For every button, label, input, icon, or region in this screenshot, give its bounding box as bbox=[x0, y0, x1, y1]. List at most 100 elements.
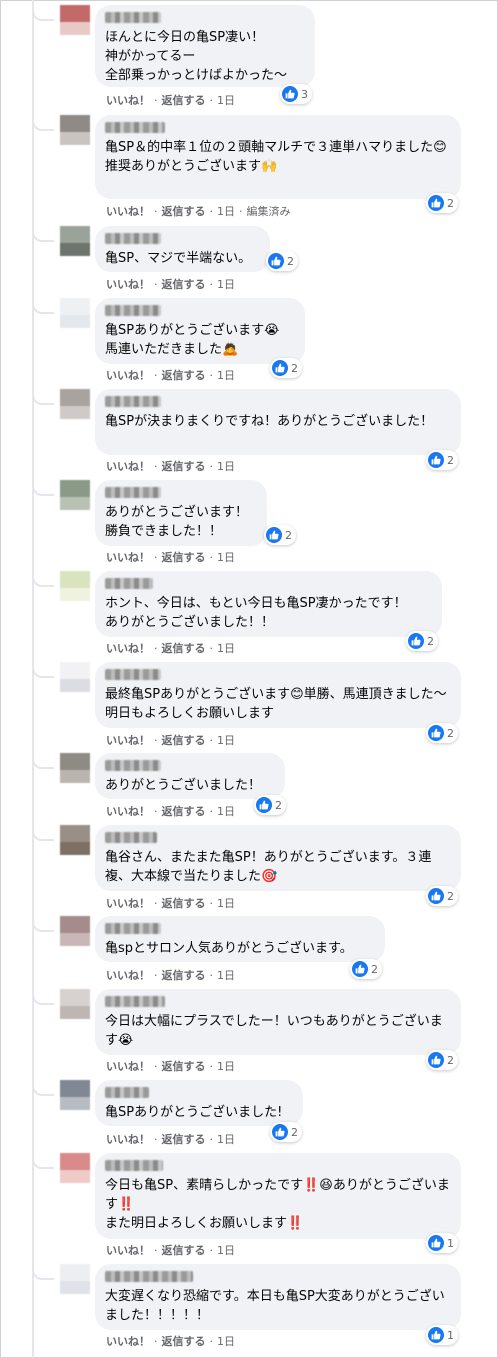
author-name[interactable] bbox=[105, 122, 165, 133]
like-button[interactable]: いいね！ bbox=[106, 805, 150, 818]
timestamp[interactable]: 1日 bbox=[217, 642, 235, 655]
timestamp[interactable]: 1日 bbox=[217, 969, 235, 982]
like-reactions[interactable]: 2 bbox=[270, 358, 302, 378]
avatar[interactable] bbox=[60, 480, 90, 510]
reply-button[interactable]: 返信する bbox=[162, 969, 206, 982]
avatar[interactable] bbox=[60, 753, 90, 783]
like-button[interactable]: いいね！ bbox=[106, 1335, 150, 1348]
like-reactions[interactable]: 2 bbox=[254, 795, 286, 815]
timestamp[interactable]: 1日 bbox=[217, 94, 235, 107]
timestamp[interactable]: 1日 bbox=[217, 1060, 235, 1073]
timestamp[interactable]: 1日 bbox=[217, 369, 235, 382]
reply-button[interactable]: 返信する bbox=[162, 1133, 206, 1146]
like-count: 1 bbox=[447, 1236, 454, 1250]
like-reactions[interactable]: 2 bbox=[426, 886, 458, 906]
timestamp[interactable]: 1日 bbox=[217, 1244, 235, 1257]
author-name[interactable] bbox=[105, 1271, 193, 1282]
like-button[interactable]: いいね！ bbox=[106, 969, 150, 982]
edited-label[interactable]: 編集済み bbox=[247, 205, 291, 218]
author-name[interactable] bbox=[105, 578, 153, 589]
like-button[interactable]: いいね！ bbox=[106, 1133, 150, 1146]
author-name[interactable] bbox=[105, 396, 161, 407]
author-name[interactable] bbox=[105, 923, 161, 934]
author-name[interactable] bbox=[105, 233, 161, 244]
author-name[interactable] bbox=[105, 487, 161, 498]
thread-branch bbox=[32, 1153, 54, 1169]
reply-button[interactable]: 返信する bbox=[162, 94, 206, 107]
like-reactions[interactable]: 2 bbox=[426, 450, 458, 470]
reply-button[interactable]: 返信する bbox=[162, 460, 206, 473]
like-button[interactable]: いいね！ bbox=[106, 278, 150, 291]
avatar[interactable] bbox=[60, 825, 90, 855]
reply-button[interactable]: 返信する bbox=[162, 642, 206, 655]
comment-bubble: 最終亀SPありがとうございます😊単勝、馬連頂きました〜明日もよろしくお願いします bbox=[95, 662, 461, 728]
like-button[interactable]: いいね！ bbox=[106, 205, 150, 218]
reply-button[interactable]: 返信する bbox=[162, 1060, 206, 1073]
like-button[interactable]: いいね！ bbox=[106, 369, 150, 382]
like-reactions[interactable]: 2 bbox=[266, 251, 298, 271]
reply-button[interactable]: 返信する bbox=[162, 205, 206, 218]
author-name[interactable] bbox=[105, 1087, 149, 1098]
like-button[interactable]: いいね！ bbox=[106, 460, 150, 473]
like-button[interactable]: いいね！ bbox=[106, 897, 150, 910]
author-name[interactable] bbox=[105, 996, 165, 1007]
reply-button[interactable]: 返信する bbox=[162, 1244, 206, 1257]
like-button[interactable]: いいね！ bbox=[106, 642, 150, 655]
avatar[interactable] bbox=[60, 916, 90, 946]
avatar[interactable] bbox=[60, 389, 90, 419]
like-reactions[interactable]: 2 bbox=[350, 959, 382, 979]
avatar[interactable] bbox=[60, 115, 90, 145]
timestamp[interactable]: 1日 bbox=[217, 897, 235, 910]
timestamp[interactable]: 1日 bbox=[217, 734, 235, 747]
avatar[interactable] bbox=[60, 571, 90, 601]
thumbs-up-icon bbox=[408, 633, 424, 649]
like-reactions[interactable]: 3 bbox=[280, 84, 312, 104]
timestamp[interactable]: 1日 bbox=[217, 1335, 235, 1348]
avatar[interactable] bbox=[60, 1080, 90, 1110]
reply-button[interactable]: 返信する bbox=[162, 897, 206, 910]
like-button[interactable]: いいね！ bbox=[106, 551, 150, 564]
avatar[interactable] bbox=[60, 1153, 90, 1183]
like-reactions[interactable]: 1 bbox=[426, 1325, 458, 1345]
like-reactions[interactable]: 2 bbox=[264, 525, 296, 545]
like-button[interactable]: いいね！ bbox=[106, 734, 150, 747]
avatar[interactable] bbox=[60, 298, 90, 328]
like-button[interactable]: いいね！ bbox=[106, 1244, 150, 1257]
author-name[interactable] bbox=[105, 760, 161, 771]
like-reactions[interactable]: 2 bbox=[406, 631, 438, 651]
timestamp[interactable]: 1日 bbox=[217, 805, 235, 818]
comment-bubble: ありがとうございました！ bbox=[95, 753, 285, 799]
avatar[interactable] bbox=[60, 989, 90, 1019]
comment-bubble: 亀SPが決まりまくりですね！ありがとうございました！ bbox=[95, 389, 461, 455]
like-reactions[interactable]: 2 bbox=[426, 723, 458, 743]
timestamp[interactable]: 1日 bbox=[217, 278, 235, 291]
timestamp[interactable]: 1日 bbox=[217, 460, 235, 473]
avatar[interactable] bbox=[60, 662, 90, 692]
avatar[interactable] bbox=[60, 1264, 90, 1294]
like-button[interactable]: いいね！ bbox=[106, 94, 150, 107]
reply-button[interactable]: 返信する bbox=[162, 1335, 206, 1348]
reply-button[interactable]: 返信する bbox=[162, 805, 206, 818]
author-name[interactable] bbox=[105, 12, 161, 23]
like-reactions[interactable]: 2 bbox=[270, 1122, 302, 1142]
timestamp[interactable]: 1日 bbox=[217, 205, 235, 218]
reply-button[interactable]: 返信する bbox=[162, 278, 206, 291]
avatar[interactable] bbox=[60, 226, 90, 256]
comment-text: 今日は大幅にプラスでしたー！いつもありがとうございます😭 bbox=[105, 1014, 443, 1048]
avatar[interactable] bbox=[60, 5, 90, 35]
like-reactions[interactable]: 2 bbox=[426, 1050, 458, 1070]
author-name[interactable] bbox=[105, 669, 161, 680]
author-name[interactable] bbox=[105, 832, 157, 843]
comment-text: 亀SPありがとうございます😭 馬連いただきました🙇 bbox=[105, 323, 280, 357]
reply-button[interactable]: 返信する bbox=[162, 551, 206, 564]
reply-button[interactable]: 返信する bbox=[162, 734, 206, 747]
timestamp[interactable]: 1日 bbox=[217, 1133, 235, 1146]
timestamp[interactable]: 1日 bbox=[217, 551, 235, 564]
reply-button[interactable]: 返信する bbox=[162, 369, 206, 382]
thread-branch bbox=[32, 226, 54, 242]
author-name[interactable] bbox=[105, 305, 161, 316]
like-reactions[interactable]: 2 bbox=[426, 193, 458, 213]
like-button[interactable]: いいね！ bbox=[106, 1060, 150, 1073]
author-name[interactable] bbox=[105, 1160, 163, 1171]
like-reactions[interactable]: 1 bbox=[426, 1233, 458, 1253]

● What to work on: Could you copy the data above word for word, from start to finish, leaving out the pictures?

● The completed task:
For every button, label, input, icon, or region in this screenshot, give its bounding box as bbox=[x0, y0, x1, y1]. List at most 100 elements.
author-name[interactable] bbox=[105, 122, 165, 133]
like-button[interactable]: いいね！ bbox=[106, 805, 150, 818]
timestamp[interactable]: 1日 bbox=[217, 642, 235, 655]
timestamp[interactable]: 1日 bbox=[217, 969, 235, 982]
like-reactions[interactable]: 2 bbox=[270, 358, 302, 378]
avatar[interactable] bbox=[60, 480, 90, 510]
reply-button[interactable]: 返信する bbox=[162, 969, 206, 982]
avatar[interactable] bbox=[60, 753, 90, 783]
like-button[interactable]: いいね！ bbox=[106, 1335, 150, 1348]
like-reactions[interactable]: 2 bbox=[254, 795, 286, 815]
timestamp[interactable]: 1日 bbox=[217, 94, 235, 107]
timestamp[interactable]: 1日 bbox=[217, 1060, 235, 1073]
timestamp[interactable]: 1日 bbox=[217, 369, 235, 382]
reply-button[interactable]: 返信する bbox=[162, 1133, 206, 1146]
like-count: 1 bbox=[447, 1236, 454, 1250]
like-reactions[interactable]: 2 bbox=[426, 886, 458, 906]
timestamp[interactable]: 1日 bbox=[217, 1244, 235, 1257]
author-name[interactable] bbox=[105, 1271, 193, 1282]
like-button[interactable]: いいね！ bbox=[106, 969, 150, 982]
edited-label[interactable]: 編集済み bbox=[247, 205, 291, 218]
author-name[interactable] bbox=[105, 578, 153, 589]
like-button[interactable]: いいね！ bbox=[106, 1133, 150, 1146]
author-name[interactable] bbox=[105, 396, 161, 407]
author-name[interactable] bbox=[105, 923, 161, 934]
author-name[interactable] bbox=[105, 233, 161, 244]
author-name[interactable] bbox=[105, 487, 161, 498]
thread-branch bbox=[32, 1153, 54, 1169]
reply-button[interactable]: 返信する bbox=[162, 94, 206, 107]
like-reactions[interactable]: 2 bbox=[426, 450, 458, 470]
reply-button[interactable]: 返信する bbox=[162, 460, 206, 473]
like-button[interactable]: いいね！ bbox=[106, 278, 150, 291]
avatar[interactable] bbox=[60, 825, 90, 855]
reply-button[interactable]: 返信する bbox=[162, 642, 206, 655]
comment-bubble: 最終亀SPありがとうございます😊単勝、馬連頂きました〜明日もよろしくお願いします bbox=[95, 662, 461, 728]
like-button[interactable]: いいね！ bbox=[106, 205, 150, 218]
reply-button[interactable]: 返信する bbox=[162, 1060, 206, 1073]
like-button[interactable]: いいね！ bbox=[106, 369, 150, 382]
like-reactions[interactable]: 2 bbox=[266, 251, 298, 271]
reply-button[interactable]: 返信する bbox=[162, 205, 206, 218]
author-name[interactable] bbox=[105, 1087, 149, 1098]
like-button[interactable]: いいね！ bbox=[106, 460, 150, 473]
like-button[interactable]: いいね！ bbox=[106, 897, 150, 910]
author-name[interactable] bbox=[105, 996, 165, 1007]
reply-button[interactable]: 返信する bbox=[162, 1244, 206, 1257]
like-button[interactable]: いいね！ bbox=[106, 642, 150, 655]
avatar[interactable] bbox=[60, 916, 90, 946]
avatar[interactable] bbox=[60, 389, 90, 419]
like-reactions[interactable]: 2 bbox=[350, 959, 382, 979]
avatar[interactable] bbox=[60, 115, 90, 145]
timestamp[interactable]: 1日 bbox=[217, 897, 235, 910]
timestamp[interactable]: 1日 bbox=[217, 734, 235, 747]
avatar[interactable] bbox=[60, 571, 90, 601]
thumbs-up-icon bbox=[408, 633, 424, 649]
like-reactions[interactable]: 3 bbox=[280, 84, 312, 104]
timestamp[interactable]: 1日 bbox=[217, 1335, 235, 1348]
avatar[interactable] bbox=[60, 1080, 90, 1110]
reply-button[interactable]: 返信する bbox=[162, 897, 206, 910]
like-button[interactable]: いいね！ bbox=[106, 551, 150, 564]
avatar[interactable] bbox=[60, 1153, 90, 1183]
like-reactions[interactable]: 1 bbox=[426, 1325, 458, 1345]
like-reactions[interactable]: 2 bbox=[264, 525, 296, 545]
like-button[interactable]: いいね！ bbox=[106, 734, 150, 747]
avatar[interactable] bbox=[60, 298, 90, 328]
like-button[interactable]: いいね！ bbox=[106, 1244, 150, 1257]
author-name[interactable] bbox=[105, 760, 161, 771]
like-reactions[interactable]: 2 bbox=[406, 631, 438, 651]
timestamp[interactable]: 1日 bbox=[217, 805, 235, 818]
comment-bubble: ありがとうございました！ bbox=[95, 753, 285, 799]
avatar[interactable] bbox=[60, 989, 90, 1019]
comment-bubble: 亀SPが決まりまくりですね！ありがとうございました！ bbox=[95, 389, 461, 455]
like-reactions[interactable]: 2 bbox=[426, 723, 458, 743]
timestamp[interactable]: 1日 bbox=[217, 278, 235, 291]
timestamp[interactable]: 1日 bbox=[217, 460, 235, 473]
avatar[interactable] bbox=[60, 662, 90, 692]
avatar[interactable] bbox=[60, 1264, 90, 1294]
like-button[interactable]: いいね！ bbox=[106, 94, 150, 107]
reply-button[interactable]: 返信する bbox=[162, 1335, 206, 1348]
reply-button[interactable]: 返信する bbox=[162, 805, 206, 818]
author-name[interactable] bbox=[105, 12, 161, 23]
like-reactions[interactable]: 2 bbox=[270, 1122, 302, 1142]
timestamp[interactable]: 1日 bbox=[217, 205, 235, 218]
reply-button[interactable]: 返信する bbox=[162, 278, 206, 291]
avatar[interactable] bbox=[60, 226, 90, 256]
comment-text: 今日は大幅にプラスでしたー！いつもありがとうございます😭 bbox=[105, 1014, 443, 1048]
avatar[interactable] bbox=[60, 5, 90, 35]
like-reactions[interactable]: 2 bbox=[426, 1050, 458, 1070]
author-name[interactable] bbox=[105, 669, 161, 680]
author-name[interactable] bbox=[105, 832, 157, 843]
comment-text: 亀SPありがとうございます😭 馬連いただきました🙇 bbox=[105, 323, 280, 357]
reply-button[interactable]: 返信する bbox=[162, 551, 206, 564]
reply-button[interactable]: 返信する bbox=[162, 734, 206, 747]
timestamp[interactable]: 1日 bbox=[217, 1133, 235, 1146]
timestamp[interactable]: 1日 bbox=[217, 551, 235, 564]
reply-button[interactable]: 返信する bbox=[162, 369, 206, 382]
thread-branch bbox=[32, 226, 54, 242]
author-name[interactable] bbox=[105, 305, 161, 316]
like-reactions[interactable]: 2 bbox=[426, 193, 458, 213]
like-button[interactable]: いいね！ bbox=[106, 1060, 150, 1073]
author-name[interactable] bbox=[105, 1160, 163, 1171]
like-reactions[interactable]: 1 bbox=[426, 1233, 458, 1253]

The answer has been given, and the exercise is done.